Saved entries:
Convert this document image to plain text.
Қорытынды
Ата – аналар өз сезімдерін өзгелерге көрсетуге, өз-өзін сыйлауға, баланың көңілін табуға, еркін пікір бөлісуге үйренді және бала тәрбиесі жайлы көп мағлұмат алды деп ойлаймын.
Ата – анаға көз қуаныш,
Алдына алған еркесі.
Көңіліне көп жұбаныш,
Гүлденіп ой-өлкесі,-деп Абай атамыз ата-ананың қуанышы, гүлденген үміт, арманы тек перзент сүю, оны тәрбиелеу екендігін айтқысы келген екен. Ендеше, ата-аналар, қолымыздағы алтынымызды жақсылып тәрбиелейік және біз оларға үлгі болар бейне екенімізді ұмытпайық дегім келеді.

_What the task requires_
Among the lines of the listing, how many hold the string "аналар"? Respond with only the number.

_Expected answer_
2